**Records from a data collection**:
* * * *

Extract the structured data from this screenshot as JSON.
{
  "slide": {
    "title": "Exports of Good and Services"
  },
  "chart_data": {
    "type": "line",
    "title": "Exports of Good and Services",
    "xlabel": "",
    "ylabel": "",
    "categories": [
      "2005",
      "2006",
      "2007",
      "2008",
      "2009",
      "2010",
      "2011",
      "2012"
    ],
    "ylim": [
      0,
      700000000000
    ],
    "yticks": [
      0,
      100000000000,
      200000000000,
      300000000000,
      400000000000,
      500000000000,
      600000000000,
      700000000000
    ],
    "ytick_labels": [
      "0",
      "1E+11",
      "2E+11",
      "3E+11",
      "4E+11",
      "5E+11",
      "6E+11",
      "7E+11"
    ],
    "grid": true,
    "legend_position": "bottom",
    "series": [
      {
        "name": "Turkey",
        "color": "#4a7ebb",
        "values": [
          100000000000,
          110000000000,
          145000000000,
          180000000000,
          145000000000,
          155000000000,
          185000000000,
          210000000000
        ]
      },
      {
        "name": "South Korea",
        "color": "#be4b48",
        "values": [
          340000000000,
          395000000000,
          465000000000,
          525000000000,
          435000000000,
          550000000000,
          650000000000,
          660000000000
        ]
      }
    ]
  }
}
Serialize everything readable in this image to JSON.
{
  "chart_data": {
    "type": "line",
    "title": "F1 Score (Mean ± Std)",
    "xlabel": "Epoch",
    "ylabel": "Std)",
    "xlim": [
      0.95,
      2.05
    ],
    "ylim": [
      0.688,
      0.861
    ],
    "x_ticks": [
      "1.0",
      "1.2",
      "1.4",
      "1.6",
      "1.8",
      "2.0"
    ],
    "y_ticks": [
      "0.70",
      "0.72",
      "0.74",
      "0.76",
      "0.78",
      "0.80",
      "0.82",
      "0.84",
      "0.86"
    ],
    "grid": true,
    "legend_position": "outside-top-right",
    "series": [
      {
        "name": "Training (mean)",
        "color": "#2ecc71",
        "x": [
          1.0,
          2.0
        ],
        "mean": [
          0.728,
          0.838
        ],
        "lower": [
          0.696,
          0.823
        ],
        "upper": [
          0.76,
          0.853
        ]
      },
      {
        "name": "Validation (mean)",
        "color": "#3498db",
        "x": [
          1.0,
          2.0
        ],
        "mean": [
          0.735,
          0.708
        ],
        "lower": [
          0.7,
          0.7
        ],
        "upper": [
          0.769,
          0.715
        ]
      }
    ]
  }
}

* * * *

**WHAT NEEDS TO BE DONE**: Nothing should be left out: return all of the records exactly.

**SOLUTION FOR THIS EXERCISE**:
Extract the structured data from this screenshot as JSON.
{
  "slide": {
    "title": "Exports of Good and Services"
  },
  "chart_data": {
    "type": "line",
    "title": "Exports of Good and Services",
    "xlabel": "",
    "ylabel": "",
    "categories": [
      "2005",
      "2006",
      "2007",
      "2008",
      "2009",
      "2010",
      "2011",
      "2012"
    ],
    "ylim": [
      0,
      700000000000
    ],
    "yticks": [
      0,
      100000000000,
      200000000000,
      300000000000,
      400000000000,
      500000000000,
      600000000000,
      700000000000
    ],
    "ytick_labels": [
      "0",
      "1E+11",
      "2E+11",
      "3E+11",
      "4E+11",
      "5E+11",
      "6E+11",
      "7E+11"
    ],
    "grid": true,
    "legend_position": "bottom",
    "series": [
      {
        "name": "Turkey",
        "color": "#4a7ebb",
        "values": [
          100000000000,
          110000000000,
          145000000000,
          180000000000,
          145000000000,
          155000000000,
          185000000000,
          210000000000
        ]
      },
      {
        "name": "South Korea",
        "color": "#be4b48",
        "values": [
          340000000000,
          395000000000,
          465000000000,
          525000000000,
          435000000000,
          550000000000,
          650000000000,
          660000000000
        ]
      }
    ]
  }
}
Serialize everything readable in this image to JSON.
{
  "chart_data": {
    "type": "line",
    "title": "F1 Score (Mean ± Std)",
    "xlabel": "Epoch",
    "ylabel": "Std)",
    "xlim": [
      0.95,
      2.05
    ],
    "ylim": [
      0.688,
      0.861
    ],
    "x_ticks": [
      "1.0",
      "1.2",
      "1.4",
      "1.6",
      "1.8",
      "2.0"
    ],
    "y_ticks": [
      "0.70",
      "0.72",
      "0.74",
      "0.76",
      "0.78",
      "0.80",
      "0.82",
      "0.84",
      "0.86"
    ],
    "grid": true,
    "legend_position": "outside-top-right",
    "series": [
      {
        "name": "Training (mean)",
        "color": "#2ecc71",
        "x": [
          1.0,
          2.0
        ],
        "mean": [
          0.728,
          0.838
        ],
        "lower": [
          0.696,
          0.823
        ],
        "upper": [
          0.76,
          0.853
        ]
      },
      {
        "name": "Validation (mean)",
        "color": "#3498db",
        "x": [
          1.0,
          2.0
        ],
        "mean": [
          0.735,
          0.708
        ],
        "lower": [
          0.7,
          0.7
        ],
        "upper": [
          0.769,
          0.715
        ]
      }
    ]
  }
}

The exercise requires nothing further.